### Problem details:
Check each line of the records below for the word "grandi" and copy those where it appears.

### Supplied information:
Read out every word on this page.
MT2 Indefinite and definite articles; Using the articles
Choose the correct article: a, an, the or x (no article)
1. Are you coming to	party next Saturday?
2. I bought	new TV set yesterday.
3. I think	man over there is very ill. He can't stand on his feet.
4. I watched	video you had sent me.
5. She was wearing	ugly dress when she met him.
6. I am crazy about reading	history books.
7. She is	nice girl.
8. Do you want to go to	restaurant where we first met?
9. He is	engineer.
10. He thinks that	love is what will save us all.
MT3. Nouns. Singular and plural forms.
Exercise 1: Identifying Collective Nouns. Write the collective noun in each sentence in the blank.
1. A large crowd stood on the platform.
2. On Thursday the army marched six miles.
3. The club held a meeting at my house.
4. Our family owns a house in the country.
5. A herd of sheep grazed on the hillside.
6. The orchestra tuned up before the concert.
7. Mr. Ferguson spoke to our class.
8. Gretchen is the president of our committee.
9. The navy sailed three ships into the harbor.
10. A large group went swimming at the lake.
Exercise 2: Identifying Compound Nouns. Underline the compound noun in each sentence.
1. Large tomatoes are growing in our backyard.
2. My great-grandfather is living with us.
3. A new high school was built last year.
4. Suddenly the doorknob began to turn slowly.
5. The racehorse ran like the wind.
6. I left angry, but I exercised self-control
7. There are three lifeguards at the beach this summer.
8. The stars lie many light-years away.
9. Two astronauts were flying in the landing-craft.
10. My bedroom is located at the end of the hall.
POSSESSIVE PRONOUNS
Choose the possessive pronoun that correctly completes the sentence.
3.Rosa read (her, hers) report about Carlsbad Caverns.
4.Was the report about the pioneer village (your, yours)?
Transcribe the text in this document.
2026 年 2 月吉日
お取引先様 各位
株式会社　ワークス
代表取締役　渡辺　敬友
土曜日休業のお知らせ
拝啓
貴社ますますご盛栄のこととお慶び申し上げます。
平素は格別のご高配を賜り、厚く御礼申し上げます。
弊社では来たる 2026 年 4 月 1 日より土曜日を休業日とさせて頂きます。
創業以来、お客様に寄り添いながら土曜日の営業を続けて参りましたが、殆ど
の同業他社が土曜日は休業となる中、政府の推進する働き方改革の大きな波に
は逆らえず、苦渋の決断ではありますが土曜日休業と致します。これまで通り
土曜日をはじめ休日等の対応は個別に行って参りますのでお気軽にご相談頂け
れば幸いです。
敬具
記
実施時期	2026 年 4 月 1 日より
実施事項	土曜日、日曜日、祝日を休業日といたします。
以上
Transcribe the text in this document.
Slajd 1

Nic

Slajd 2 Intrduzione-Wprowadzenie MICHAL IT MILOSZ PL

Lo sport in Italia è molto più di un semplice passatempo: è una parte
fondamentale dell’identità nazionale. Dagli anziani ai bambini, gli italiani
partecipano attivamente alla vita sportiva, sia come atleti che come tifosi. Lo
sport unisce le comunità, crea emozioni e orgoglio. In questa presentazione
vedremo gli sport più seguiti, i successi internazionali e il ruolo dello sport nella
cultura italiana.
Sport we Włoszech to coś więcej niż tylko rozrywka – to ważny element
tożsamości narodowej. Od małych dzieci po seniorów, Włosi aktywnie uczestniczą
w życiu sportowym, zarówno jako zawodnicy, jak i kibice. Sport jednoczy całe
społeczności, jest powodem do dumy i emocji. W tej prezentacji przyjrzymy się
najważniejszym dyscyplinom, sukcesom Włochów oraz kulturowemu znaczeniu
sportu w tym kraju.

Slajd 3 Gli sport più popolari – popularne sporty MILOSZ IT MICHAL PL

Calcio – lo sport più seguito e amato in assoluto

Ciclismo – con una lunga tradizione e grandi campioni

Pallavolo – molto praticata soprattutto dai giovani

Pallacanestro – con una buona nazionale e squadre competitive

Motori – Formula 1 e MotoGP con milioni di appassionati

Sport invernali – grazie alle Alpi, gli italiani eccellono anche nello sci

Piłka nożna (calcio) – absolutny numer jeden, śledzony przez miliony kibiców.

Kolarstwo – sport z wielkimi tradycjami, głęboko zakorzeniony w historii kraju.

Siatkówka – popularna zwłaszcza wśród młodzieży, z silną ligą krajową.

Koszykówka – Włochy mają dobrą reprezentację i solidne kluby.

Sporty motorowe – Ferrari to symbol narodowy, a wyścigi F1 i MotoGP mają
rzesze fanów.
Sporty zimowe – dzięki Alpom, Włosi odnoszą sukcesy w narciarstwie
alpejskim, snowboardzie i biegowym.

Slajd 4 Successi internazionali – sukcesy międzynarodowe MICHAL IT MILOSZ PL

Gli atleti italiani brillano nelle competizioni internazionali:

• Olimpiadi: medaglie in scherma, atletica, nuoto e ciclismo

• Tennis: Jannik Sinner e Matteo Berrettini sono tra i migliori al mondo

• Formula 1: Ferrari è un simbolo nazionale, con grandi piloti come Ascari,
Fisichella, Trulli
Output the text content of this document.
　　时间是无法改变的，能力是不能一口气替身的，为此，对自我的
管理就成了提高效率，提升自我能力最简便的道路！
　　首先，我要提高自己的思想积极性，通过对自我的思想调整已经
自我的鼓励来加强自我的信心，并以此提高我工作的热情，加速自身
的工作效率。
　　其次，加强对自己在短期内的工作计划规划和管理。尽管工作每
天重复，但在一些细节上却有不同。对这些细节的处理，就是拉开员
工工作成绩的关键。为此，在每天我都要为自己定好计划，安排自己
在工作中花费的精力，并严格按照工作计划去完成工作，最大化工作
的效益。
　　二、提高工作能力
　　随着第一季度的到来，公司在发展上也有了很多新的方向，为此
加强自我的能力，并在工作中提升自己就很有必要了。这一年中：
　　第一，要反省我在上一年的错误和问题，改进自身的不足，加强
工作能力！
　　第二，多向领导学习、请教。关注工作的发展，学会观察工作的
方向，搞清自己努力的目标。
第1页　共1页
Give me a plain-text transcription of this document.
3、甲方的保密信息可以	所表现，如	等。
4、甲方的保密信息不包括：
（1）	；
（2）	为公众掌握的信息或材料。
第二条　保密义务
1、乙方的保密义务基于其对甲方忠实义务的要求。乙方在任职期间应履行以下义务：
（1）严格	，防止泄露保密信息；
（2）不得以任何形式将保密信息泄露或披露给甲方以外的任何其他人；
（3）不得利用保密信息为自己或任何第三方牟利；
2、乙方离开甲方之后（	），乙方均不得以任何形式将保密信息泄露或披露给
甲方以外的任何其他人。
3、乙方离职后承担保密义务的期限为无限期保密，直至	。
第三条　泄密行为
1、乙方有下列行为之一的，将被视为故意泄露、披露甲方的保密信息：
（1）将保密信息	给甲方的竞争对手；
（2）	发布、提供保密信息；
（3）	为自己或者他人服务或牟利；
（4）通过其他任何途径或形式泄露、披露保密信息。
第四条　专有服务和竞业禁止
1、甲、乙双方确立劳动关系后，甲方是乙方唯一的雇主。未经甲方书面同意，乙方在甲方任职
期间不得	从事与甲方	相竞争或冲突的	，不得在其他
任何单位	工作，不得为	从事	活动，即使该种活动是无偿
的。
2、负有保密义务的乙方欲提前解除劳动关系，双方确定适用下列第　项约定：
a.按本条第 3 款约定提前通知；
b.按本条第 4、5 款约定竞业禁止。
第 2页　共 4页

### Correct output:
Ciclismo – con una lunga tradizione e grandi campioni
• Formula 1: Ferrari è un simbolo nazionale, con grandi piloti come Ascari,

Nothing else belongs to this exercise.